▸ TASK TO COMPLETE
Pull each line holding "alla" out of the entries below.

··· DATASET ···

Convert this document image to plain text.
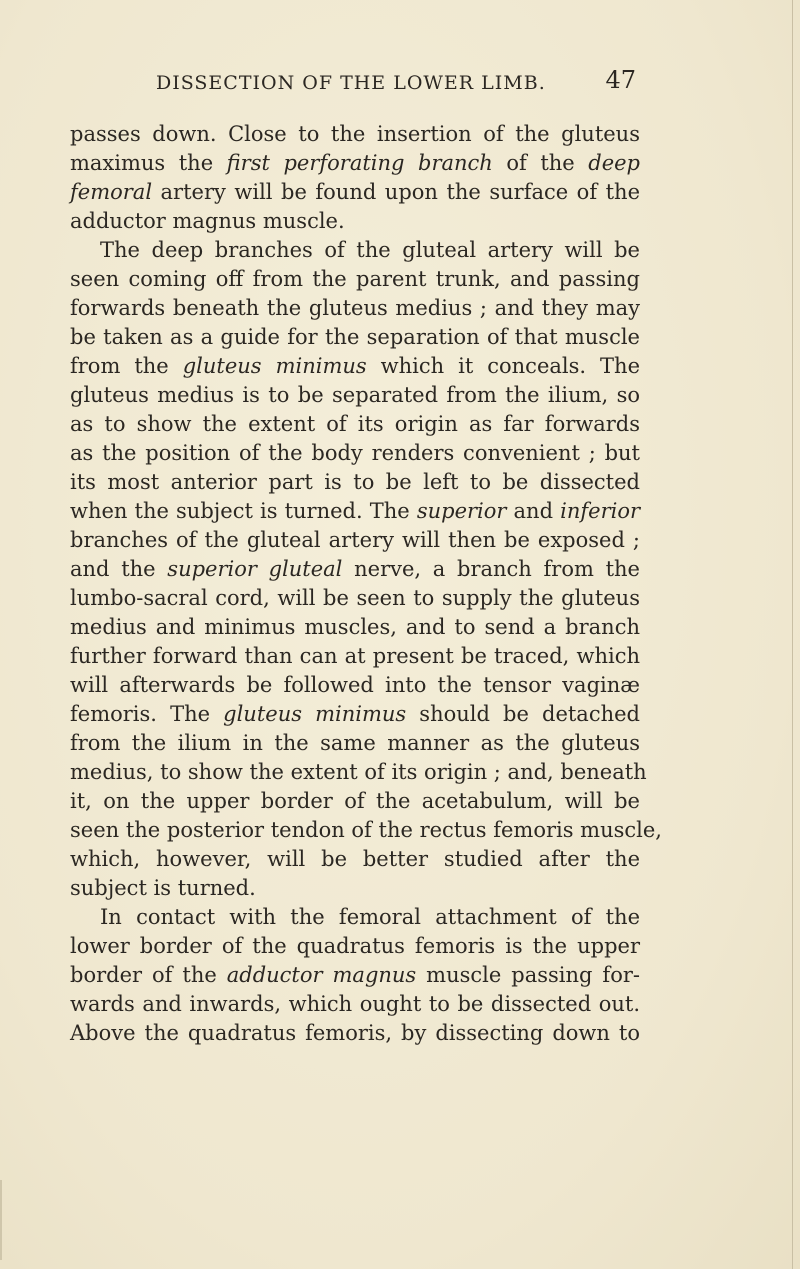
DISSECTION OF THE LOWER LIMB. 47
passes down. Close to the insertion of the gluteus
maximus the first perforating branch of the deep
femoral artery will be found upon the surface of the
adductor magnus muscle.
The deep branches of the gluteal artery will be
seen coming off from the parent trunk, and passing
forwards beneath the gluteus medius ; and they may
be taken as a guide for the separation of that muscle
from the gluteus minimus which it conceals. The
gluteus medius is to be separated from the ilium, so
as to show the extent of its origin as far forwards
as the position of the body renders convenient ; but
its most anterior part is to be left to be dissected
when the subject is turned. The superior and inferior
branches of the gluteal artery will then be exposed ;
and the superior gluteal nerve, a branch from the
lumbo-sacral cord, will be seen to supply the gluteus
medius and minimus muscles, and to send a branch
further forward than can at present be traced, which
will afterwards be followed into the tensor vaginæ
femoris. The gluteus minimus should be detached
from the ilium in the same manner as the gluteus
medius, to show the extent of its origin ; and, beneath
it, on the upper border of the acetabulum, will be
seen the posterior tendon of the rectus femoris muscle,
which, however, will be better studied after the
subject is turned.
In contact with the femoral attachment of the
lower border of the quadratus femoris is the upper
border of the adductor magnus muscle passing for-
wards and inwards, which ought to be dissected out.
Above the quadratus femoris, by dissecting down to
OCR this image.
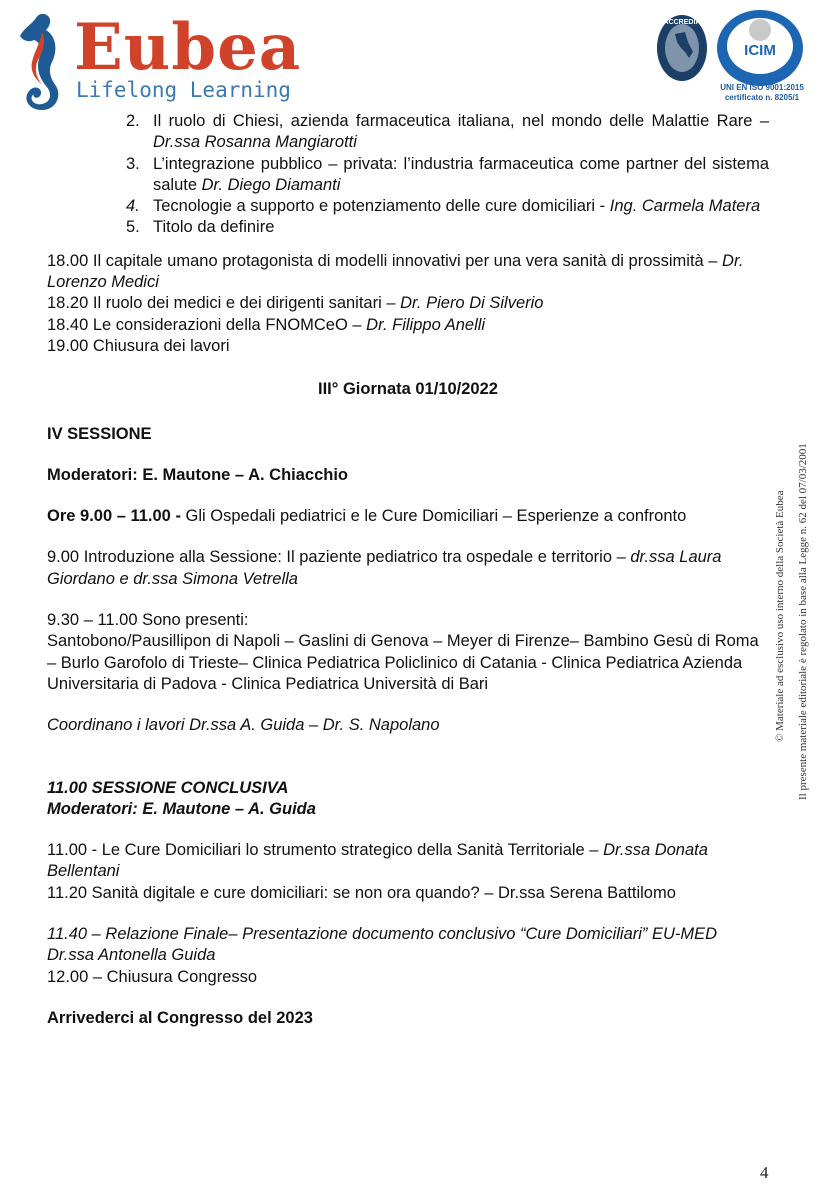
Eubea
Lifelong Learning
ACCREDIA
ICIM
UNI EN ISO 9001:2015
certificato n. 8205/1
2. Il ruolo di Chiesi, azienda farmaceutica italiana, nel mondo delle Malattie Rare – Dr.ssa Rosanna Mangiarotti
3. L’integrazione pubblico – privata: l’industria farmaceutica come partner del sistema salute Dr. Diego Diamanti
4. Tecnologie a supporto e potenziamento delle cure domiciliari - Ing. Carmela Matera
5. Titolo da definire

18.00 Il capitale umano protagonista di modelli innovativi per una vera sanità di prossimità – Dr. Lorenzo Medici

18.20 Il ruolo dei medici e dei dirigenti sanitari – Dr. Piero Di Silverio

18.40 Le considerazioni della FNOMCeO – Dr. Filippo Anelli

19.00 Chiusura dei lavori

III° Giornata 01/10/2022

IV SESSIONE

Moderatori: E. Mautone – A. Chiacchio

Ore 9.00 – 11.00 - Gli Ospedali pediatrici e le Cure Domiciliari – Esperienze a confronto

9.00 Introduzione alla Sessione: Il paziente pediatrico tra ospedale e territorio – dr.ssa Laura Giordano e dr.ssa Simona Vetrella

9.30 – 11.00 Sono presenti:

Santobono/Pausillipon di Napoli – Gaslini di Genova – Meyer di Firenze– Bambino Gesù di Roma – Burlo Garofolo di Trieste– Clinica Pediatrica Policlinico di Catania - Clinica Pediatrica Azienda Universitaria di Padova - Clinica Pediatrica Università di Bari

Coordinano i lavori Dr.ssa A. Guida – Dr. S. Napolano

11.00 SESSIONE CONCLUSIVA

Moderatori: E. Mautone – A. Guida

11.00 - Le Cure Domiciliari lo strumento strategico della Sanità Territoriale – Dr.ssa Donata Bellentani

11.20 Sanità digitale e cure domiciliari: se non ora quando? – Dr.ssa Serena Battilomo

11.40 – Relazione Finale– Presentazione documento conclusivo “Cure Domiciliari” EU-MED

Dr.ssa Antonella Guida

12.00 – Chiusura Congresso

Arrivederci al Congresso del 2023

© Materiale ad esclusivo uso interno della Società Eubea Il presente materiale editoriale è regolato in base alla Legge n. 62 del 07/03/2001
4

···

▸ OUTPUT FOR THIS TASK
9.00 Introduzione alla Sessione: Il paziente pediatrico tra ospedale e territorio – dr.ssa Laura Giordano e dr.ssa Simona Vetrella
© Materiale ad esclusivo uso interno della Società Eubea Il presente materiale editoriale è regolato in base alla Legge n. 62 del 07/03/2001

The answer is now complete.